GIVEN PROBLEM: Scan the material below for the string "lapkát", and copy every line where it shows up.

PROVIDED RECORDS:

========================================================================

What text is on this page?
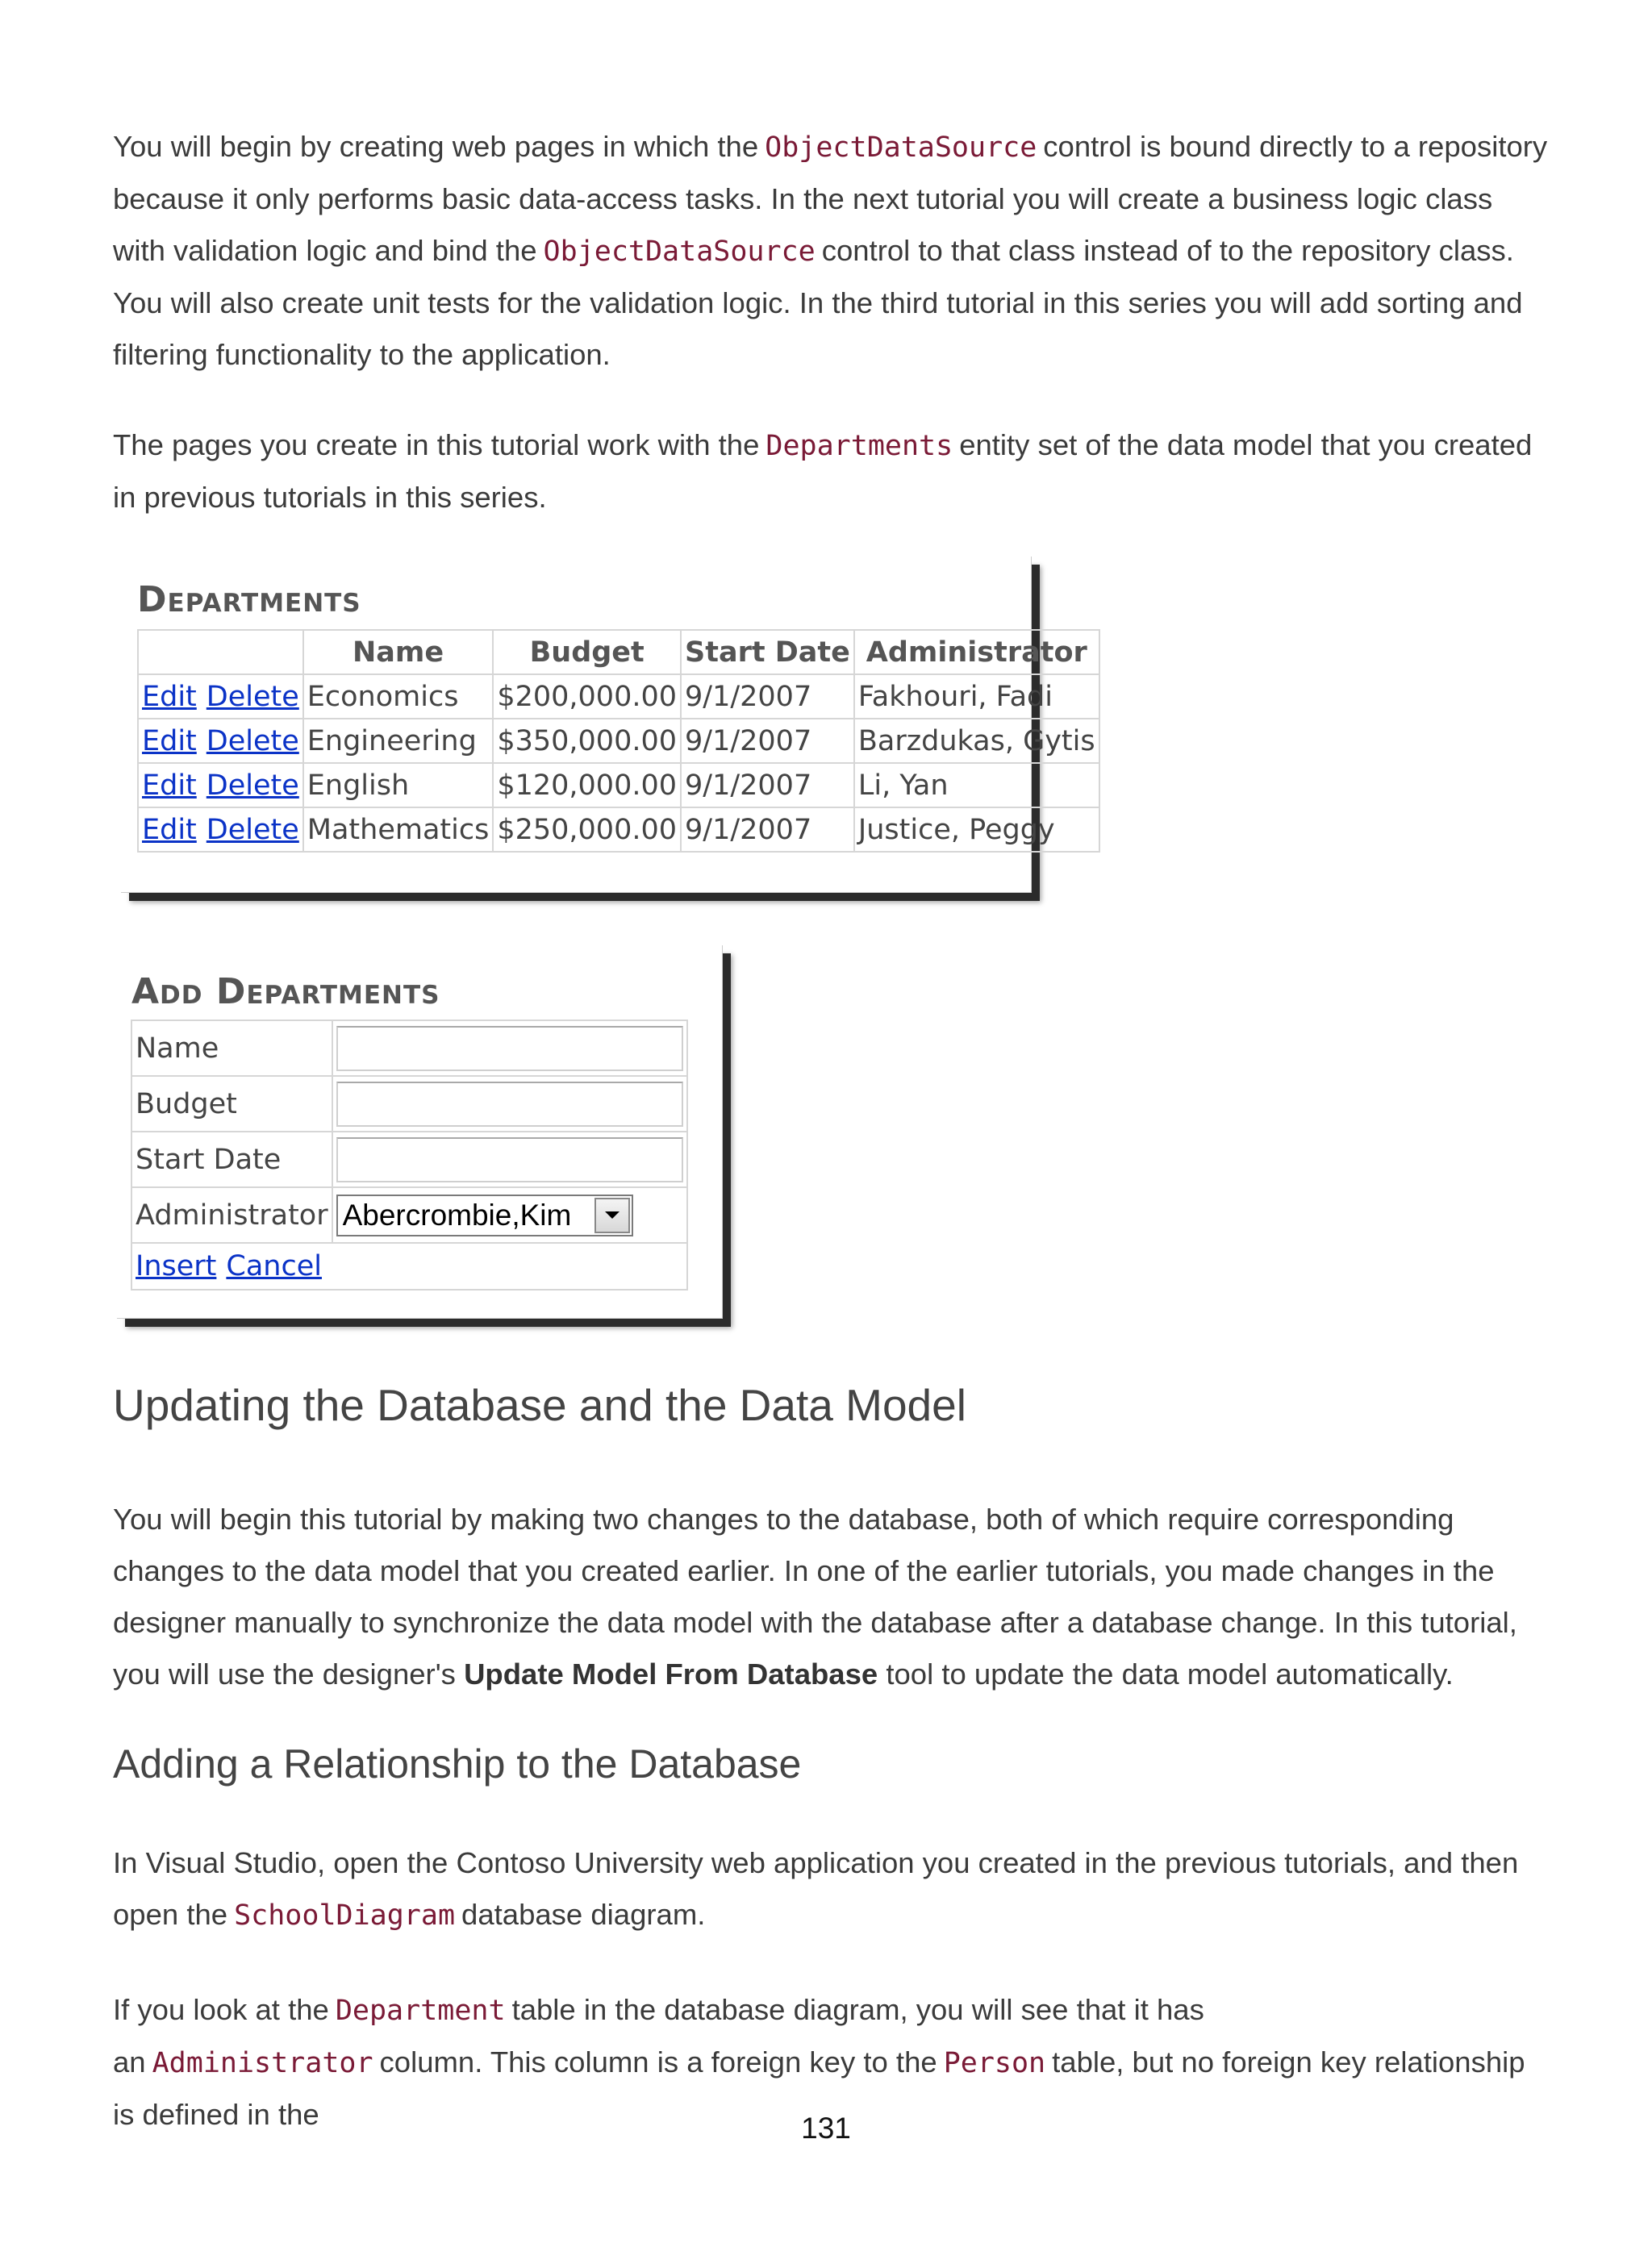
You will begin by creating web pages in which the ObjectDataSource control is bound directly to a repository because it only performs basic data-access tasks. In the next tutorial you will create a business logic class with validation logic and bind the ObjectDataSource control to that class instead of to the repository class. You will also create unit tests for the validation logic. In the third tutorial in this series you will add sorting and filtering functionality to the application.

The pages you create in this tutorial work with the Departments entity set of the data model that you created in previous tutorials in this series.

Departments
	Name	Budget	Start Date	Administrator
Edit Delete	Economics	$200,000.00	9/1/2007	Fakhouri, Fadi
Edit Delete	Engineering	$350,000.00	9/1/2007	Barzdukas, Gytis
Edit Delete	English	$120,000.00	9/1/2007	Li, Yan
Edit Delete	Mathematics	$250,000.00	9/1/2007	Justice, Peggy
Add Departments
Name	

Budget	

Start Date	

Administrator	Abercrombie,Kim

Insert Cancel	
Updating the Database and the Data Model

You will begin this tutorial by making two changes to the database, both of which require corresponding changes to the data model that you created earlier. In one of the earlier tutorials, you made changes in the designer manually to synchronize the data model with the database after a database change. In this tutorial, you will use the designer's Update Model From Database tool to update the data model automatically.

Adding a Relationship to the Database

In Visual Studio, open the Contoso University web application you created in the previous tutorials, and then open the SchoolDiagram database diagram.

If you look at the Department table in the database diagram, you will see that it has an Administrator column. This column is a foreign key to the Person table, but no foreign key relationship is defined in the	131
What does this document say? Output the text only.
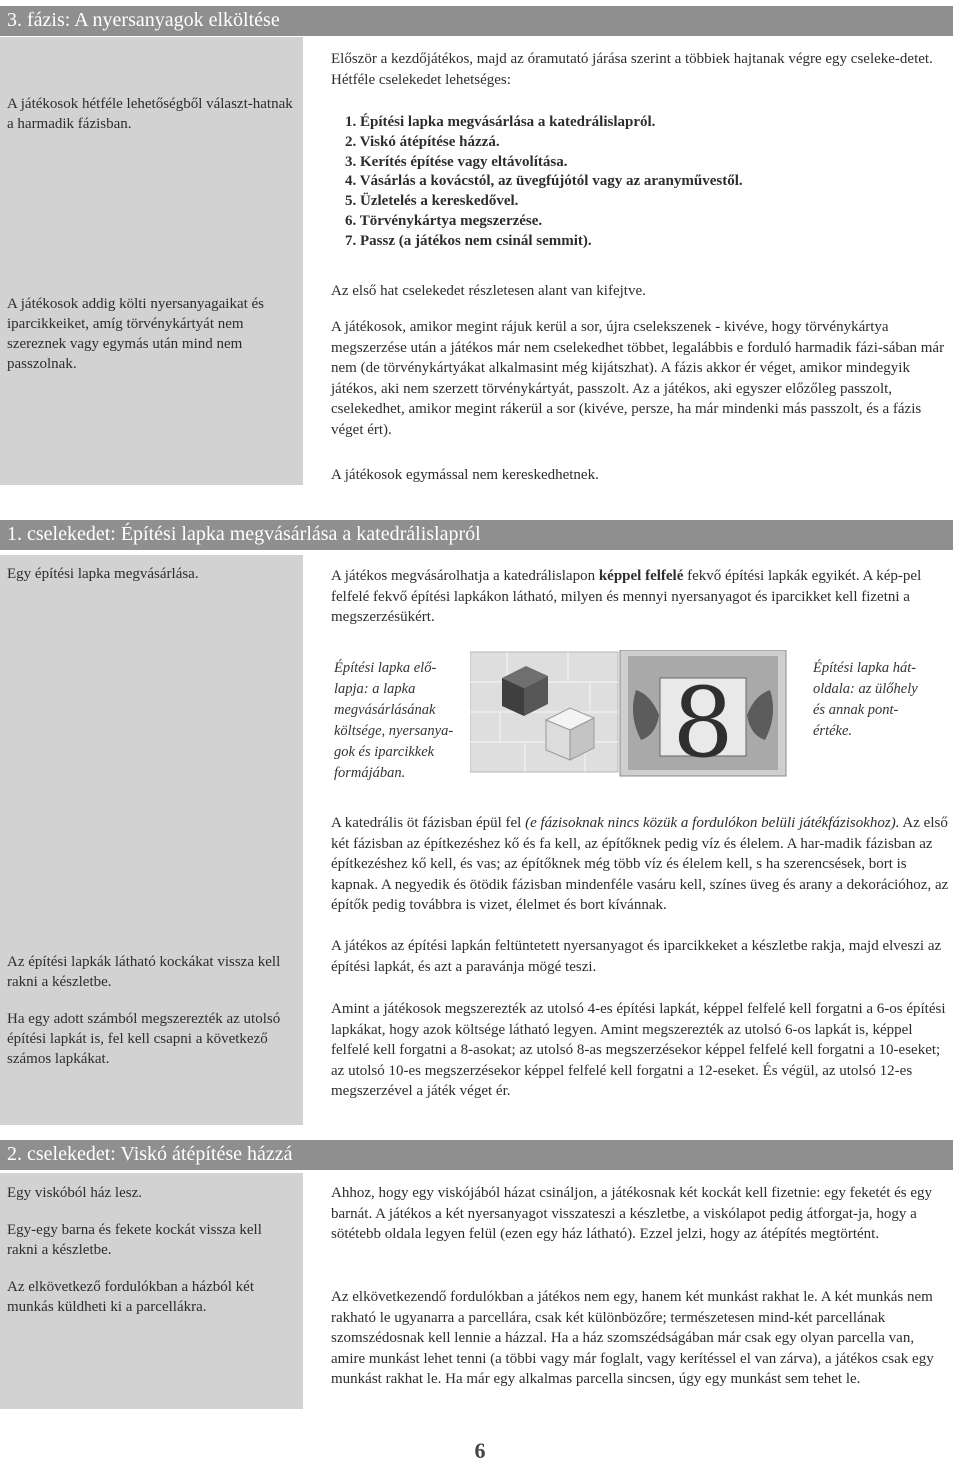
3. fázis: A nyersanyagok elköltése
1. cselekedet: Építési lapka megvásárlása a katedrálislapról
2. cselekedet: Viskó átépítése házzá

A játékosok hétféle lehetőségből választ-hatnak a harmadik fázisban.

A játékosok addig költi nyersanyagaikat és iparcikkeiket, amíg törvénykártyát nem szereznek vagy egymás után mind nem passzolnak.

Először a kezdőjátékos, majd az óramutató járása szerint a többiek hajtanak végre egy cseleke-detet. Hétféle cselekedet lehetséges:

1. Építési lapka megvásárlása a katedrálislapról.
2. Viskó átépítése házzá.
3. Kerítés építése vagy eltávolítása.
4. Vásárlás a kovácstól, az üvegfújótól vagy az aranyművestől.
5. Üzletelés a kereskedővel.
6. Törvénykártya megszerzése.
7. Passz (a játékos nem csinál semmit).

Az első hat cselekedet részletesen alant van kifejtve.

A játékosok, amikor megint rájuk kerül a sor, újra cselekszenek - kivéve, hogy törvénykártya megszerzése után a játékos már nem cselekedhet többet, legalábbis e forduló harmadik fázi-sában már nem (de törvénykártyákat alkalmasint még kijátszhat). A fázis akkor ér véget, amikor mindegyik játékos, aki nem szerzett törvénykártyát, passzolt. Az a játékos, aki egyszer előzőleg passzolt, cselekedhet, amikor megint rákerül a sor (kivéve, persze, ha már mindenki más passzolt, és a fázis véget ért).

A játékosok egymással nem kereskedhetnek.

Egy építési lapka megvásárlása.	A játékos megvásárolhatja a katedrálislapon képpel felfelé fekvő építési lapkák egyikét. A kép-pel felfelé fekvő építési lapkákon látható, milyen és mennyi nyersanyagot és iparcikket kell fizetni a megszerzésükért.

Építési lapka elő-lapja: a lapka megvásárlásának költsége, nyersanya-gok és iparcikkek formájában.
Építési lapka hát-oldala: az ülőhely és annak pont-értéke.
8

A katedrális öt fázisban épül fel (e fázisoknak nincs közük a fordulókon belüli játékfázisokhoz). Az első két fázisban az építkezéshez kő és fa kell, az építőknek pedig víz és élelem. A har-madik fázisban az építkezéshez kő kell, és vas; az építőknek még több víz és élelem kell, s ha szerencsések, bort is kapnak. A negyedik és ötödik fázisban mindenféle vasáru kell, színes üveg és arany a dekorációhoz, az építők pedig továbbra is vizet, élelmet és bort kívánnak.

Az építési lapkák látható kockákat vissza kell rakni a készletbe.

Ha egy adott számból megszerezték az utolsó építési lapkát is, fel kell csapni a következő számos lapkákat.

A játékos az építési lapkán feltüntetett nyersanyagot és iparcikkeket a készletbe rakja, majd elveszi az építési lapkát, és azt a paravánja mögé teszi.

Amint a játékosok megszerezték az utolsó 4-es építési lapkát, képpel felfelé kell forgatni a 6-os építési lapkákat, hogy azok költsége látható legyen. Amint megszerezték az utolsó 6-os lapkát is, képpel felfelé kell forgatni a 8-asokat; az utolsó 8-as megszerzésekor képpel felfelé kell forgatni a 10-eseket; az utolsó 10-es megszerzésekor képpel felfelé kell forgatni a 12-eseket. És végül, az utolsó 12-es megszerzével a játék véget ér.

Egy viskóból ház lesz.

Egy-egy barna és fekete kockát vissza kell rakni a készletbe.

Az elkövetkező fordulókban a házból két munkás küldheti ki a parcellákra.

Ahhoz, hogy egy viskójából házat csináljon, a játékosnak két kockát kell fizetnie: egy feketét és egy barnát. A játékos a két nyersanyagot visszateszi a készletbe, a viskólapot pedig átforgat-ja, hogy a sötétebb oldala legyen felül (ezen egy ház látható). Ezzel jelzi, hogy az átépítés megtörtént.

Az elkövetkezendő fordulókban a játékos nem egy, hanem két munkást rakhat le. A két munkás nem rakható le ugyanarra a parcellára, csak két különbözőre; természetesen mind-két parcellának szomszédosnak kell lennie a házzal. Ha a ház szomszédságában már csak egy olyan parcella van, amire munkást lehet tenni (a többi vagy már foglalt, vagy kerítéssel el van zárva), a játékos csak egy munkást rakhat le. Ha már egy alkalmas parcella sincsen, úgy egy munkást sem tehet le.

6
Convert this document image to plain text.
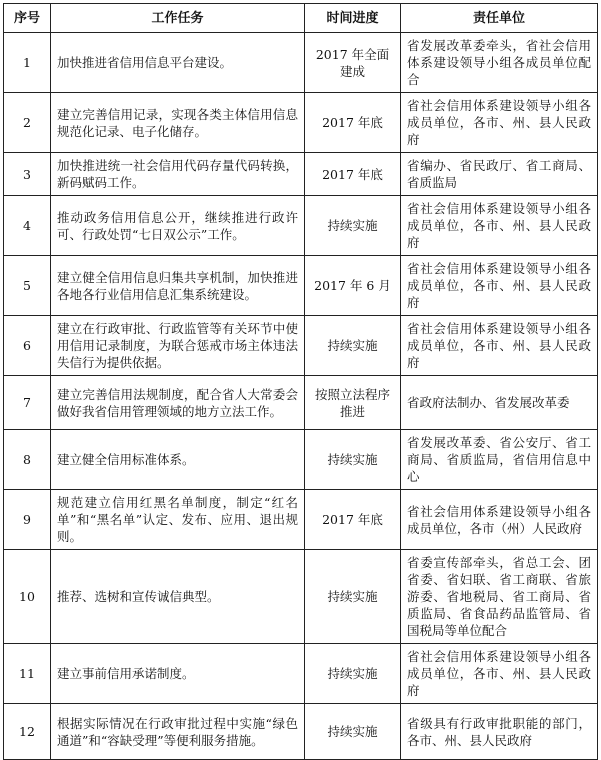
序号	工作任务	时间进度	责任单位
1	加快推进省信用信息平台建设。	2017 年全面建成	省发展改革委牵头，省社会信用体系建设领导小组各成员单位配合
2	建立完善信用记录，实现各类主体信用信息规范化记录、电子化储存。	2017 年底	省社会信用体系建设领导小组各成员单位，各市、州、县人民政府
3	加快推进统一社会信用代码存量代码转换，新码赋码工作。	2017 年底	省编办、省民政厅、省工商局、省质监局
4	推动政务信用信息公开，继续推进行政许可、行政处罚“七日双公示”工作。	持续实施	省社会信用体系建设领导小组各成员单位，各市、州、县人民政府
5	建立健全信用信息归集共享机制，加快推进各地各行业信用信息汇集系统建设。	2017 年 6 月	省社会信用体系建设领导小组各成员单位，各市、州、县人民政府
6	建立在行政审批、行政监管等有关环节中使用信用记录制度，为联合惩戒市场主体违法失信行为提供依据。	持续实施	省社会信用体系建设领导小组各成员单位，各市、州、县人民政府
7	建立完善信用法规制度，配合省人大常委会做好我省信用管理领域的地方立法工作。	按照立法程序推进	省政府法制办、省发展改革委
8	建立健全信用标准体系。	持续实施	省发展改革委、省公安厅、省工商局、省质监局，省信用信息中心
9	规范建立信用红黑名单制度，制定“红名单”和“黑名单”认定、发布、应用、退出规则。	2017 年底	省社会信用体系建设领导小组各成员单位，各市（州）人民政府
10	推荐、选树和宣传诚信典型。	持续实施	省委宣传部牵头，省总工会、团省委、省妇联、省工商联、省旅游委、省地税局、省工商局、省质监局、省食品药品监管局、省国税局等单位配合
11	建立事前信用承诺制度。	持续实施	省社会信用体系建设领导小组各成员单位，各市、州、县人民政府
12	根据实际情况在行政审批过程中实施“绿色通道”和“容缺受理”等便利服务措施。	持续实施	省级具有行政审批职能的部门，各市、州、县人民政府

========================================================================

WRITTEN ANSWER:
Ha egy adott számból megszerezték az utolsó építési lapkát is, fel kell csapni a következő számos lapkákat.
A játékos az építési lapkán feltüntetett nyersanyagot és iparcikkeket a készletbe rakja, majd elveszi az építési lapkát, és azt a paravánja mögé teszi.
Amint a játékosok megszerezték az utolsó 4-es építési lapkát, képpel felfelé kell forgatni a 6-os építési lapkákat, hogy azok költsége látható legyen. Amint megszerezték az utolsó 6-os lapkát is, képpel felfelé kell forgatni a 8-asokat; az utolsó 8-as megszerzésekor képpel felfelé kell forgatni a 10-eseket; az utolsó 10-es megszerzésekor képpel felfelé kell forgatni a 12-eseket. És végül, az utolsó 12-es megszerzével a játék véget ér.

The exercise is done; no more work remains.